- Excerto da página
══════════

Casou com ela e viveram juntos para sempre, na total infelicidade, da incerteza, que o amor seria a última coisa que iram sentir um pelo outro. No entanto, um sem o outro, nunca mais conseguiram viver.”

Eram já oito e meia e não consigo sair da cama, o sono apoderou-se de mim e este maldito corte que tenho no dedo, que me magoa e não me deixa descansar… só mesmo este sonho para ter podido descansar um pouco… ainda tenho de entender porque o esfaqueei…

terça-feira, 26 de setembro de 2023

Homines Salsi

 "Juntas um punhado de pessoas, com um punhado de legumes e bates bem, até obter uma massa homogénea."


Dizia uma pessoa na TV. Fiquei perplexo, mesmo circunspecto. A imagem que não me abandona a retina, é a enorme colher de pau que mistura, e junta, num movimento absurdo, constante e ao mesmo tempo desigual, tal não são as diferenças de proporções entre os ingredientes juntos. O enorme esforço em obter uma massa homogénea sem que o sangue dos legumes se torne obsceno e os fluídos dos humanos, se tornem coalhados, grossos pela falta de calor momentâneo, que caracteriza a energia acumulada e gerada por um ser vivo, da classe dos hominídeos, mamíferos.


O enorme wok, de paredes concavas, gastas pelo uso de inadequado de utensílios de cozinha, ofusca o cozinheiro, que se vê obrigado a parar por uns segundos, visto que o cheiro e a luz o ofuscam. De que forma um cheiro ofusca? Simples. Exercício: 10 malaguetas picantes, das que picam a valer, numa frigideira com um fio de óleo muito quente e depois digam que não precisam de óculos de sol para terminar a coisa...


Nesse momento, o wok atinge a temperatura desejada, toda uma concordância de factores universais, fazem questionar a origem das pulgas e o bem-estar dos gatos sem pelos. Adjetivos que não nos fazem ficar indiferentes a toda a conjuntura gastronómica.


Será um prato real? Ou uma analogia? Dará que pensar? Serão os legumes as ideias? Serão os humanos os livros? Serão mesmo humanos, salteados com legumes?


As respostas estão dentro de cada um de nós. Na forma como comemos, na forma como escutamos, ou na forma como sentimos o calor do wok. Quem melhor que nós para saber como usar um wok? São essas as pessoas que sabem de facto quais são as respostas, quais são os legumes que temos de juntar aos humanos e cozinhar, lentamente, até obter um resultado homogéneo, que todos nós concordemos e nos pareça correcto, mesmo que seja absurdo.


Agora que já estão todos muito atentos e enternecidos por estas últimas palavras de conclusão e desfecho bonito, vamos lá então: Na Cannibal Island TV, Anne Dillan, tem um programa que em directo da cozinha do seu restaurante "Homines Salsi", 4 estrelas CAMAC e faz as delícias dos espectadores.

══════════

- Dados extraídos
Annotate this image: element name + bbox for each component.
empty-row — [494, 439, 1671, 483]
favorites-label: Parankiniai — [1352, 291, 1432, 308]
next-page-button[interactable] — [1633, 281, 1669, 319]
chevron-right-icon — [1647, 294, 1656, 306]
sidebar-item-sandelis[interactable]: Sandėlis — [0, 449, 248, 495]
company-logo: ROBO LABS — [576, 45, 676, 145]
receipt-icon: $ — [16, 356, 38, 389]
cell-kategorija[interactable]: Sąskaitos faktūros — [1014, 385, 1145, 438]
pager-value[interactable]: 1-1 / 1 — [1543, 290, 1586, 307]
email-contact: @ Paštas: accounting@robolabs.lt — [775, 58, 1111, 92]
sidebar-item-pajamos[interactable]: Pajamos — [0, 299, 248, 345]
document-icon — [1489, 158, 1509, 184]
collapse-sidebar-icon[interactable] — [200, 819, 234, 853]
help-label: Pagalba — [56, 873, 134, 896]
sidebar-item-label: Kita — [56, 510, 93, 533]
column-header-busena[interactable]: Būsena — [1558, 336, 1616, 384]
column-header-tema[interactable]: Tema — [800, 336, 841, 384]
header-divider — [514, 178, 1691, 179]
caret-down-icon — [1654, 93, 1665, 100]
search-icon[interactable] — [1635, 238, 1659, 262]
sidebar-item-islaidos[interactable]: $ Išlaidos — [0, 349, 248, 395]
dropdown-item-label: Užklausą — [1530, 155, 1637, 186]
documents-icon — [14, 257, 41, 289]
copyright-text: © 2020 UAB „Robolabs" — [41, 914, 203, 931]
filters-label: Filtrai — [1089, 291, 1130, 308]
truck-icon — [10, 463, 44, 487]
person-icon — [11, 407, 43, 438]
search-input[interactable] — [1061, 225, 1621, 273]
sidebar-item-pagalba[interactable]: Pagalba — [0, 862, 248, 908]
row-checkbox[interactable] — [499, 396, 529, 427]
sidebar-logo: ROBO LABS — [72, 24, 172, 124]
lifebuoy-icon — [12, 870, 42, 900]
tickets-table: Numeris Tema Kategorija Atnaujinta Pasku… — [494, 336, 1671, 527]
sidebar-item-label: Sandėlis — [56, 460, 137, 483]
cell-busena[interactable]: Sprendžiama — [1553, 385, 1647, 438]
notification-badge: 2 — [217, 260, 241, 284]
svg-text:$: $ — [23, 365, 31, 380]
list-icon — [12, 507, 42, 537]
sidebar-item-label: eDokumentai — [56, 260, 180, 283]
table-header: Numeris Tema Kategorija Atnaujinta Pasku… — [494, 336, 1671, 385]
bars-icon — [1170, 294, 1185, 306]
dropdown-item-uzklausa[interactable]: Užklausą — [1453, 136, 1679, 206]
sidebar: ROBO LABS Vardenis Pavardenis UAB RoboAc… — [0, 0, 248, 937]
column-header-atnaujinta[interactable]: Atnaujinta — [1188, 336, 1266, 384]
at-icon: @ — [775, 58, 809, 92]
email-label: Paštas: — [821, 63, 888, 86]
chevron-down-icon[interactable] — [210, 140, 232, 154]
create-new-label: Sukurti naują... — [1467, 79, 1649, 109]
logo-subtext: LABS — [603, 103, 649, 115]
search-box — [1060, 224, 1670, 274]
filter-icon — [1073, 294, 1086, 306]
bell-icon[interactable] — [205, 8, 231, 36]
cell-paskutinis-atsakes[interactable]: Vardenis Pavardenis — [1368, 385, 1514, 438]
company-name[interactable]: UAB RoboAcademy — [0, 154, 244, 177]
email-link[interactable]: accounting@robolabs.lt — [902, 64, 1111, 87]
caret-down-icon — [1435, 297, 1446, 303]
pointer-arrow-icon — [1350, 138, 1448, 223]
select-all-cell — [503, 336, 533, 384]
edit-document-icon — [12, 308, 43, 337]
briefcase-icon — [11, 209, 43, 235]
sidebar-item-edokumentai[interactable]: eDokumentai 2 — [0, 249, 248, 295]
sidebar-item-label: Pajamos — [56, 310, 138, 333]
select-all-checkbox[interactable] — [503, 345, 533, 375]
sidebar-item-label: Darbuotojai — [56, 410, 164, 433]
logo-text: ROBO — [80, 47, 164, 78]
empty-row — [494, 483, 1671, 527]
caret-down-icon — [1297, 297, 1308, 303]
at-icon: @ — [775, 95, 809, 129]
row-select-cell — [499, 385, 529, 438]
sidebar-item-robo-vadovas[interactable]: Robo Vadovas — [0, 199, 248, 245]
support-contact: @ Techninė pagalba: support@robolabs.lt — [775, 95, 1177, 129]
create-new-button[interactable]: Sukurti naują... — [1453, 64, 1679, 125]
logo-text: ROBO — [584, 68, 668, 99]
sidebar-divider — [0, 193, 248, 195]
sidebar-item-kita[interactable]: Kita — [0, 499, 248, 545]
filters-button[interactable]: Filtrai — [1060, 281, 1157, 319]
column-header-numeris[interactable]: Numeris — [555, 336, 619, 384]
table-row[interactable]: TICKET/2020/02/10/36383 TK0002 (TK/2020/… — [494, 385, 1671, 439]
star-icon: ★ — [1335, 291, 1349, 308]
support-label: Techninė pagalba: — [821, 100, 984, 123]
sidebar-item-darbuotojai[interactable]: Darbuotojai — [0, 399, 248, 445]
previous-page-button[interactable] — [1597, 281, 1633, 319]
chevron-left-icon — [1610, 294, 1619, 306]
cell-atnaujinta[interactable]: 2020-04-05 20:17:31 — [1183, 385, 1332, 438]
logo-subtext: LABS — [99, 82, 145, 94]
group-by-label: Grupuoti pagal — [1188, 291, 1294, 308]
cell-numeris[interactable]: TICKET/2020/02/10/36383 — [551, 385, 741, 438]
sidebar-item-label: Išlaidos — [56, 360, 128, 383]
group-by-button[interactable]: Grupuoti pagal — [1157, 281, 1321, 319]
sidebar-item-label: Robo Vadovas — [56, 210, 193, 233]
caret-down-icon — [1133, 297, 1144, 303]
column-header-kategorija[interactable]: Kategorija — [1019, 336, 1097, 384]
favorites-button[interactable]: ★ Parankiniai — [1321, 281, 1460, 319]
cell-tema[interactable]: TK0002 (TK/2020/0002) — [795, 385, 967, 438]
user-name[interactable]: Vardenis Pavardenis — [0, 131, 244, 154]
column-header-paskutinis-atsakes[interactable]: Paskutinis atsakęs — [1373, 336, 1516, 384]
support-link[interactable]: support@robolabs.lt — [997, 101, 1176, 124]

══════════

- Instruções da tarefa
Resume o excerto da página em três frases. A listagem não tem qualquer papel nesta atividade.

- Solução do exercício
O excerto começa com o fim de um sonho sobre um casal que viveu junto na infelicidade, mas que nunca mais conseguiu viver um sem o outro. Às oito e meia, quem narra não consegue sair da cama e queixa-se de um corte no dedo que o magoa e não o deixa descansar. Em "Homines Salsi", uma frase ouvida na TV sobre juntar pessoas e legumes até obter uma massa homogénea leva a imaginar um enorme wok e a perguntar se o prato é real ou uma analogia, e no fim revela-se que Anne Dillan tem na Cannibal Island TV um programa em direto da cozinha do seu restaurante "Homines Salsi".